### DATA PROVIDED
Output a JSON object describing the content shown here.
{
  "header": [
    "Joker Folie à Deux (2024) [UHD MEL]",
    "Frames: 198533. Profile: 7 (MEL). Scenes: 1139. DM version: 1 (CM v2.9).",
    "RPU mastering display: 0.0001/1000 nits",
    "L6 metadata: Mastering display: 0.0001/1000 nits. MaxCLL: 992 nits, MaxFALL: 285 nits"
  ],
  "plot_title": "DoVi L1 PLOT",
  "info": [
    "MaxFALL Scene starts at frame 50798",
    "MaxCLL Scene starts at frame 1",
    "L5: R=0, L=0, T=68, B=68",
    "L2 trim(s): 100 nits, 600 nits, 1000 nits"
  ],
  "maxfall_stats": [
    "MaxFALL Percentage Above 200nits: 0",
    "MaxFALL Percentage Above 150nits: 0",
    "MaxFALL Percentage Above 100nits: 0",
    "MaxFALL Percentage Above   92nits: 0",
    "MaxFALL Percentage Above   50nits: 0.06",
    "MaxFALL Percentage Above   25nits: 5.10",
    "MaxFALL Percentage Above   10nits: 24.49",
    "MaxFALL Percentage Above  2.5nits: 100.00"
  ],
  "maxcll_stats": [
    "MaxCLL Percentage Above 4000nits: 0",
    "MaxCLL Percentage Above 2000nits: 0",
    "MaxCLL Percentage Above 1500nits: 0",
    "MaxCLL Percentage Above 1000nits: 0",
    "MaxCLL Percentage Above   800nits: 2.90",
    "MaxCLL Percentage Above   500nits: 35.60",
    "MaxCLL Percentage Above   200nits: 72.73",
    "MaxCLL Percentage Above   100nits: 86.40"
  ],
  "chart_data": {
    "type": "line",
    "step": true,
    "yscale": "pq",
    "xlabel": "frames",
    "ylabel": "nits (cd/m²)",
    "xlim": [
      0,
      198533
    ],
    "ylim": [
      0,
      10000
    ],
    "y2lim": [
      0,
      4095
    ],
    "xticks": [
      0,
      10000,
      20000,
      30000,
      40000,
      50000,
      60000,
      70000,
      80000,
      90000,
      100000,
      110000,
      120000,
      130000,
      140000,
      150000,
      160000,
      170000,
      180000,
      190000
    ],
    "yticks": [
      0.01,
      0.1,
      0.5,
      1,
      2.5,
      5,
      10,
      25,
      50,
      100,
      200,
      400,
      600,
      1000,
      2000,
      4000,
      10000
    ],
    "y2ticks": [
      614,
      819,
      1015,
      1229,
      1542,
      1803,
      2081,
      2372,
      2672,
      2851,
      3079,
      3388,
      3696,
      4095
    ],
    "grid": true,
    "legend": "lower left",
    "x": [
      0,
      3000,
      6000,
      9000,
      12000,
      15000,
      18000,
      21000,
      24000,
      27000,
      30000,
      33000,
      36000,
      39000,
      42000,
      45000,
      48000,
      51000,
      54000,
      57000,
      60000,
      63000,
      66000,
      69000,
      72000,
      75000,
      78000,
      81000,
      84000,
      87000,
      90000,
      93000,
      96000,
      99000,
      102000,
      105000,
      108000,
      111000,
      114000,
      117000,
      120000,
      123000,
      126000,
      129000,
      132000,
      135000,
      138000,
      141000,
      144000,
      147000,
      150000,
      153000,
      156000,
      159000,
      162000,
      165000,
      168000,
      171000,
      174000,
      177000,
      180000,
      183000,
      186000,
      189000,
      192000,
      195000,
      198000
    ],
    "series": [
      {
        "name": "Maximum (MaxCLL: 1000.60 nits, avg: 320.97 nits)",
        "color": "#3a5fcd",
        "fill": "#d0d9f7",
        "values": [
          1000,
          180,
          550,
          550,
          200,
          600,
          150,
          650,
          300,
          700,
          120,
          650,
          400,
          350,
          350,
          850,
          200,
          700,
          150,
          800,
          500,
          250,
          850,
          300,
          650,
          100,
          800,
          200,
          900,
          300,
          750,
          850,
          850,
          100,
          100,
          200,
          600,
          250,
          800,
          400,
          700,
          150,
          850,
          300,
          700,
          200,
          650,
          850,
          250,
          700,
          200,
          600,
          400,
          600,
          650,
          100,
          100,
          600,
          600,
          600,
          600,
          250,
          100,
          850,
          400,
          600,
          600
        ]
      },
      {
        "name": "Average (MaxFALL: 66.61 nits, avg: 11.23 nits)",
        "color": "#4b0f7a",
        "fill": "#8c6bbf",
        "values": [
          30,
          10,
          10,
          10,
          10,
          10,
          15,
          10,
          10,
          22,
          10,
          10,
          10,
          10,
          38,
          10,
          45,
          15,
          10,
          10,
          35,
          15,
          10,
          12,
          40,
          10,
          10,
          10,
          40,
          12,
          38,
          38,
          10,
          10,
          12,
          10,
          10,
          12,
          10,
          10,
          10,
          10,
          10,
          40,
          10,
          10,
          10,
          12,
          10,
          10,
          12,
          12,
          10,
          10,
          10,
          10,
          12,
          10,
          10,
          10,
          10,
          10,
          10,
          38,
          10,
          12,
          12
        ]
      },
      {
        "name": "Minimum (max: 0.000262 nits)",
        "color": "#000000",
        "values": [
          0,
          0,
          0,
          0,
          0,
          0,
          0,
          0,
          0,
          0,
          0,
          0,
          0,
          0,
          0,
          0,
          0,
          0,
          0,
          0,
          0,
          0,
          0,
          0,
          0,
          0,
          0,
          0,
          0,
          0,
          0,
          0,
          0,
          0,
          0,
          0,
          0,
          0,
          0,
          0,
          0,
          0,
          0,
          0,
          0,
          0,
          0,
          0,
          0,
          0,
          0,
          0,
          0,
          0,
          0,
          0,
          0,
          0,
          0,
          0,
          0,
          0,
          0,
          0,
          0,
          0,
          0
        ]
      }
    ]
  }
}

### DIRECTIONS FOR THIS TASK
Look back over the material above and state how many lines hold the word "starts". Write the number and nothing else.

### THE REPLY
2